Commit Vote Aggregation

Commit votes can arrive before a block is executed (e.g., if other validators are faster). The BufferManager caches these as pending votes and applies them when the block reaches the appropriate state. A full CommitDecision can fast-forward a block directly to the Aggregated state.

Reliable Broadcast

Commit votes use reliable broadcast with:

  • Exponential backoff starting at 2ms, max 5 seconds
  • Broadcast interval: 1500ms
  • Rebroadcast of stale votes: every 30 seconds
  • Tracks ACKs from all validators; completes when all respond

Backpressure

Backpressure operates at two levels:

1. BufferManager (block intake)

The BufferManager stops accepting new ordered blocks when the gap between the latest ordered round and the highest committed round exceeds MAX_BACKLOG (20 rounds). This is implemented as a tokio::select! guard on the block intake channel — when backpressure is active, the block_rx.next() branch is disabled, so consensus blocks waiting to enter the pipeline are queued until commits catch up.

This was originally introduced to prevent state sync from receiving a ledger info older than the pre-committed version — if the buffer grew unboundedly, pre-commit could advance far ahead of the commit root, and a state sync trigger would conflict with already pre-committed state. This root cause has since been fixed by adding pre_commit_status to connect sync_manager and the pipeline (413db84eeb), which pauses pre-commit when state sync is needed. The backpressure remains as a general safety bound on buffer size.

2. ProposalGenerator (block size reduction)

The ProposalGenerator applies finer-grained backpressure on proposals using two signals:

  • Pipeline pending latency: Measures the time since the oldest unexecuted block was ordered. When this exceeds configured thresholds, the proposal generator reduces max_sending_block_txns_after_filtering, max_sending_block_bytes, and adds a backpressure_proposal_delay_ms before proposing. This slows down consensus to let the pipeline drain.

  • Execution time: Looks at recent block execution times (configurable window via num_blocks_to_look_at). When execution is slow, the proposal generator reduces the transaction limit and gas limit for new blocks, producing smaller blocks that execute faster.

Both signals take the minimum across all backpressure sources, so the most restrictive limit applies.

Reset and State Sync

Resets are triggered via ResetRequest with two variants:

  • TargetRound(round) — sent by sync_to_target when the node falls behind and needs state sync. Updates highest_committed_round and latest_round to the target, and drains any pending commit proofs up to that round.
  • Stop — sent by end_epoch at epoch boundaries. Sets a stop flag that terminates the BufferManager main loop after cleanup.

Both variants then execute the same cleanup sequence:

  1. Wait for pending commits — blocks in pending_commit_blocks (already aggregated and handed off for commit) are awaited to completion, since they have no remaining dependencies and aborting them can cause errors at epoch boundaries.
  2. Abort buffered blocks — all remaining items in the buffer have their pipeline futures aborted via abort_pipeline(), then awaited until finished.
  3. Clear buffer state — the buffer is replaced with a fresh empty buffer, and execution_root, signing_root, and commit_proof_rb_handle are cleared.

* * * * * * *

[WRITTEN INSTRUCTION 1]
In the text shown, what MAX_BACKLOG gap makes the BufferManager stop accepting new ordered blocks?
[WRITTEN INSTRUCTION 2]
Reproduce the part of the text shown starting with "Both variants then" and going on through "errors at epoch boundaries.".

* * * * * * *

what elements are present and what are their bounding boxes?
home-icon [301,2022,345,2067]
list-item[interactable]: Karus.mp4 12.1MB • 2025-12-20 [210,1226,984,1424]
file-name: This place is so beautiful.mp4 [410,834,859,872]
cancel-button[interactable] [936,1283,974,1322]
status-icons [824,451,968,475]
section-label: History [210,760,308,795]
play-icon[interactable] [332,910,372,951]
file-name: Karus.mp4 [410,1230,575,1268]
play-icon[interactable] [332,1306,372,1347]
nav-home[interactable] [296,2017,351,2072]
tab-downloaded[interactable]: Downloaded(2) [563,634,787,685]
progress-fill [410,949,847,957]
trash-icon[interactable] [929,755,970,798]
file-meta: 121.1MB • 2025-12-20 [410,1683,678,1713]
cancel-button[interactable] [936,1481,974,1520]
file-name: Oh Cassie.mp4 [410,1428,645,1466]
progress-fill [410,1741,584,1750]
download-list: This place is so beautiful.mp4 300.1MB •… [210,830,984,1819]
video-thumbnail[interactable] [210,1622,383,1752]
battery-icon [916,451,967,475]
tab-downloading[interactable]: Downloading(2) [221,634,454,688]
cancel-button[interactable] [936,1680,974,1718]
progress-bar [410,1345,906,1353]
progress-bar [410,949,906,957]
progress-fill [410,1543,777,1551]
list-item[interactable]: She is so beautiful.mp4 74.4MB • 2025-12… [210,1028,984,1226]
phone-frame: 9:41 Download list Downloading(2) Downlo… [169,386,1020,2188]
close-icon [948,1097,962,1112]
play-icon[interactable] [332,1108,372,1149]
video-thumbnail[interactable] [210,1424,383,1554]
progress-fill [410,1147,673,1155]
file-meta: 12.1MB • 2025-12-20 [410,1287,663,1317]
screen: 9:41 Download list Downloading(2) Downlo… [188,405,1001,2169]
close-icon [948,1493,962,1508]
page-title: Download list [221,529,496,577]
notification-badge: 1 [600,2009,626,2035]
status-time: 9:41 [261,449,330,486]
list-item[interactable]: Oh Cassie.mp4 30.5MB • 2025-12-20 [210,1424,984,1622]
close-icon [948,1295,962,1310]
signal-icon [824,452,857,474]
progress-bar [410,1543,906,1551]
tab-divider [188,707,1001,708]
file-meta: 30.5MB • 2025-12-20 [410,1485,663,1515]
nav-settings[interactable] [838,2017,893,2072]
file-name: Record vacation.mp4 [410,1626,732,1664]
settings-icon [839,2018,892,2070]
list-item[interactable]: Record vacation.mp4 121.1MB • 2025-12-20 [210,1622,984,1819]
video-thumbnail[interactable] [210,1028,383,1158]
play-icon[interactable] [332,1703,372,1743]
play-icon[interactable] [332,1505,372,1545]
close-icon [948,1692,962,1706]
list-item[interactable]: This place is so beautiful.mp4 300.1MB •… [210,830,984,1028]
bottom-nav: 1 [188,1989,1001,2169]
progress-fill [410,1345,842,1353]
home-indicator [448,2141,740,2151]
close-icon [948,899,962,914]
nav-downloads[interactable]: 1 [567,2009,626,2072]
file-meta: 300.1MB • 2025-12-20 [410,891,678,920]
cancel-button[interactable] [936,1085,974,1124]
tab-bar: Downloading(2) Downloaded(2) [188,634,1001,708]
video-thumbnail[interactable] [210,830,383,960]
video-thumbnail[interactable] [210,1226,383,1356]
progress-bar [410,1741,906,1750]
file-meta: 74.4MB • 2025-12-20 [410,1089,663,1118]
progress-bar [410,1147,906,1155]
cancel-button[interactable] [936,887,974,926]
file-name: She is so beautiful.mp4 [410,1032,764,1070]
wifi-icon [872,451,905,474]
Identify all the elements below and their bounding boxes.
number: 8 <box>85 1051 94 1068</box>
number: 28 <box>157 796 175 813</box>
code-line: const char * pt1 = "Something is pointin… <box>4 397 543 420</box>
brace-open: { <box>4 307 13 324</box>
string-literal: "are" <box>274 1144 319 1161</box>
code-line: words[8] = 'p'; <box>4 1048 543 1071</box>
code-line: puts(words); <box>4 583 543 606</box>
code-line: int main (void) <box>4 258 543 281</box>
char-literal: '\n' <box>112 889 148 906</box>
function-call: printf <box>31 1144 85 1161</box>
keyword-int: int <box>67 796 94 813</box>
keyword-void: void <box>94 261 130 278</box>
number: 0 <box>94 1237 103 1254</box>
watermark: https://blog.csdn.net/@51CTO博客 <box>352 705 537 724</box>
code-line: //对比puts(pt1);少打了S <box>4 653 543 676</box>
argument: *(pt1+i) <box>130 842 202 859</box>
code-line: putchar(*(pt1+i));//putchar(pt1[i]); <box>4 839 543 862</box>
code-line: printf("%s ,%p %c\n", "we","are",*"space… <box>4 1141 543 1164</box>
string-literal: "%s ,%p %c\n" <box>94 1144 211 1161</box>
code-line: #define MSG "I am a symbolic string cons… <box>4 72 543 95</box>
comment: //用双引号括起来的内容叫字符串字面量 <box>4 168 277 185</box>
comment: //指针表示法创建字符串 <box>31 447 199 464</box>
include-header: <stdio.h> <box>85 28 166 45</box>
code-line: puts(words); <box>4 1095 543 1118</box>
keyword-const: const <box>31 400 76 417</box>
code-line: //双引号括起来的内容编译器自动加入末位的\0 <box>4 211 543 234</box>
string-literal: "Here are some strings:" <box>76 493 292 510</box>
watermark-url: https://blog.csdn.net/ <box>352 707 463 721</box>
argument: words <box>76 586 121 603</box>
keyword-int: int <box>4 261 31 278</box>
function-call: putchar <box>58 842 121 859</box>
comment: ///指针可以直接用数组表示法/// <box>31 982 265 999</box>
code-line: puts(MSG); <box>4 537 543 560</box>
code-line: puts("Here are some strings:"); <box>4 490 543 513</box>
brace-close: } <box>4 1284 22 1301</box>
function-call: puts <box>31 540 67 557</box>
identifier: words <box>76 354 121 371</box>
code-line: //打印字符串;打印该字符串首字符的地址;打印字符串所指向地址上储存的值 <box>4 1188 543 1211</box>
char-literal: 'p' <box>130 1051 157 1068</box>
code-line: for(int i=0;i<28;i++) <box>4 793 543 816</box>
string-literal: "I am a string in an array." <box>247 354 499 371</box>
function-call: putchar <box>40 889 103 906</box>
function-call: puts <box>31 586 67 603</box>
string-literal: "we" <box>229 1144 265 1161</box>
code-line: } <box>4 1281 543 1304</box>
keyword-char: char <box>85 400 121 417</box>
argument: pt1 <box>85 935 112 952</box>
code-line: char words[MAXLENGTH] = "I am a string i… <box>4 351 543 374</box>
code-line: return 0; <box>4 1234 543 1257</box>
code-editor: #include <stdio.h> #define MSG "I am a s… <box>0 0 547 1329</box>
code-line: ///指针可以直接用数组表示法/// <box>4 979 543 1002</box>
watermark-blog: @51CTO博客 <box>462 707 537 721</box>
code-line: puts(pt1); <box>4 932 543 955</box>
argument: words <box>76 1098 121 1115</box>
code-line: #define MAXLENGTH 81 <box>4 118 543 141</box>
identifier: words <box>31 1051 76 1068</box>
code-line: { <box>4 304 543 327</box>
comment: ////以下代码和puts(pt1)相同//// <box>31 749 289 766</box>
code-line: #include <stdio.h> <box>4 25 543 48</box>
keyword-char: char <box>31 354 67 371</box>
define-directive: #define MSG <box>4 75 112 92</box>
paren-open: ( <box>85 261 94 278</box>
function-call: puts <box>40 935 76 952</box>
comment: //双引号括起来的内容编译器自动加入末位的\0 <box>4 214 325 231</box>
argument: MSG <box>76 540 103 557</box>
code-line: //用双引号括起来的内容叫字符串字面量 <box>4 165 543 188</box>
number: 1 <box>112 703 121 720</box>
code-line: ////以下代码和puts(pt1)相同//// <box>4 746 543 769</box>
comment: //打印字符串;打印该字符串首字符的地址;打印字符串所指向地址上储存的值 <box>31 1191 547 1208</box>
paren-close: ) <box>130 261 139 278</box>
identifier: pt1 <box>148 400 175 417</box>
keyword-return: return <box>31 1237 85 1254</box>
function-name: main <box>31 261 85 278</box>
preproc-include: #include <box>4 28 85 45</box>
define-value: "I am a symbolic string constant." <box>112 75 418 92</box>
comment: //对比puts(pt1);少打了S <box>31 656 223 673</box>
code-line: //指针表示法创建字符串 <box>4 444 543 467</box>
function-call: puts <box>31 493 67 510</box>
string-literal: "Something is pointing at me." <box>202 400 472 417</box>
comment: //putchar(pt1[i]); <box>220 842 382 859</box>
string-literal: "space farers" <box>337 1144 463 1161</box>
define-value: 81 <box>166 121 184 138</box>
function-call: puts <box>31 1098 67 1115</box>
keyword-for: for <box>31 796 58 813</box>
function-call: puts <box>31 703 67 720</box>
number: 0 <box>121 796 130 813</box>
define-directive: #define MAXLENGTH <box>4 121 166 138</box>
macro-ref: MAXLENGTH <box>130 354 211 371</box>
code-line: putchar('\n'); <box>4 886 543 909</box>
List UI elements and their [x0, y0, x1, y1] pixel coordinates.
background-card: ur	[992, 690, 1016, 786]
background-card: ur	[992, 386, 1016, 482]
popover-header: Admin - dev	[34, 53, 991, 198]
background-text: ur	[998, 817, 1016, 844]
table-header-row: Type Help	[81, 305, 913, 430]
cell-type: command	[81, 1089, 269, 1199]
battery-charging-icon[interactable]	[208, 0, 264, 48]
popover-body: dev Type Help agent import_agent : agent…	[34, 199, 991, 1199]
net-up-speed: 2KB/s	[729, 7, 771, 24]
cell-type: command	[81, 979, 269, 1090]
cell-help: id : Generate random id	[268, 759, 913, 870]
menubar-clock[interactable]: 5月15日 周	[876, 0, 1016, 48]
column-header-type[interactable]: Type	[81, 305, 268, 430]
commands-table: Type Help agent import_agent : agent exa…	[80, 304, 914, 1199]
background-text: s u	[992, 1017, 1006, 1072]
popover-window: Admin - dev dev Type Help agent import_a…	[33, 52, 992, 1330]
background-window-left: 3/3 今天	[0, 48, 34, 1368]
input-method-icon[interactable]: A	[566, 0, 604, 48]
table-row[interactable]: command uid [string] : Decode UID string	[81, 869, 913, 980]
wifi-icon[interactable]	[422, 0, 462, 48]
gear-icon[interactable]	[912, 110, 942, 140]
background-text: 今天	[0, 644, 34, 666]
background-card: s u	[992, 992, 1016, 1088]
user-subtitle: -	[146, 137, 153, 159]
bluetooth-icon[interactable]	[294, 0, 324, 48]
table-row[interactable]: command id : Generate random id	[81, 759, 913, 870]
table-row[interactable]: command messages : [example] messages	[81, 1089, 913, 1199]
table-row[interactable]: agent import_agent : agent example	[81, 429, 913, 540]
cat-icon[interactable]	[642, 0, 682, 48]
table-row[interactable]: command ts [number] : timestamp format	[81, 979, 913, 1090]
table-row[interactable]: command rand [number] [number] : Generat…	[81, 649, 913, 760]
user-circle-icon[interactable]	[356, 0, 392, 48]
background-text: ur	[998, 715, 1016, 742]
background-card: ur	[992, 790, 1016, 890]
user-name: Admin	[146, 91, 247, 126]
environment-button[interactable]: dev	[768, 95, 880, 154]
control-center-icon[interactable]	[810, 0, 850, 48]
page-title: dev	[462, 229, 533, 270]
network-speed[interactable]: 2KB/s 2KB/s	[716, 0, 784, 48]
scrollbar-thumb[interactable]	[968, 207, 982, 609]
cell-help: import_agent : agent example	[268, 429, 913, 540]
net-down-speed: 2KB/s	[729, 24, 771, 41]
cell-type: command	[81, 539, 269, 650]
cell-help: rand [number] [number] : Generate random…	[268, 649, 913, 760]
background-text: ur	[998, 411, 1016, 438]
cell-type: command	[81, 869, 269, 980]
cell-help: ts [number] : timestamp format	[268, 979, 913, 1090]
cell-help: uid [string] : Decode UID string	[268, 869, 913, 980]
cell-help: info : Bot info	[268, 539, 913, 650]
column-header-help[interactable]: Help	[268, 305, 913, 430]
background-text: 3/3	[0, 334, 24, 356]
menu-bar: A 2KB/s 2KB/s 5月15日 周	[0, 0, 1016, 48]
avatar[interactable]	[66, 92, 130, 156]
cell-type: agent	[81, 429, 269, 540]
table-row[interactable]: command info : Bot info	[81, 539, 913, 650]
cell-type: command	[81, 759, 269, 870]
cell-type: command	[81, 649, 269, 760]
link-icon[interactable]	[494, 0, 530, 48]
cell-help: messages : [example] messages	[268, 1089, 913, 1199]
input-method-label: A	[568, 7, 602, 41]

* * * * * * *

[EXERCISE RESULT 1]
20 rounds

[EXERCISE RESULT 2]
Both variants then execute the same cleanup sequence:

  1. Wait for pending commits — blocks in pending_commit_blocks (already aggregated and handed off for commit) are awaited to completion, since they have no remaining dependencies and aborting them can cause errors at epoch boundaries.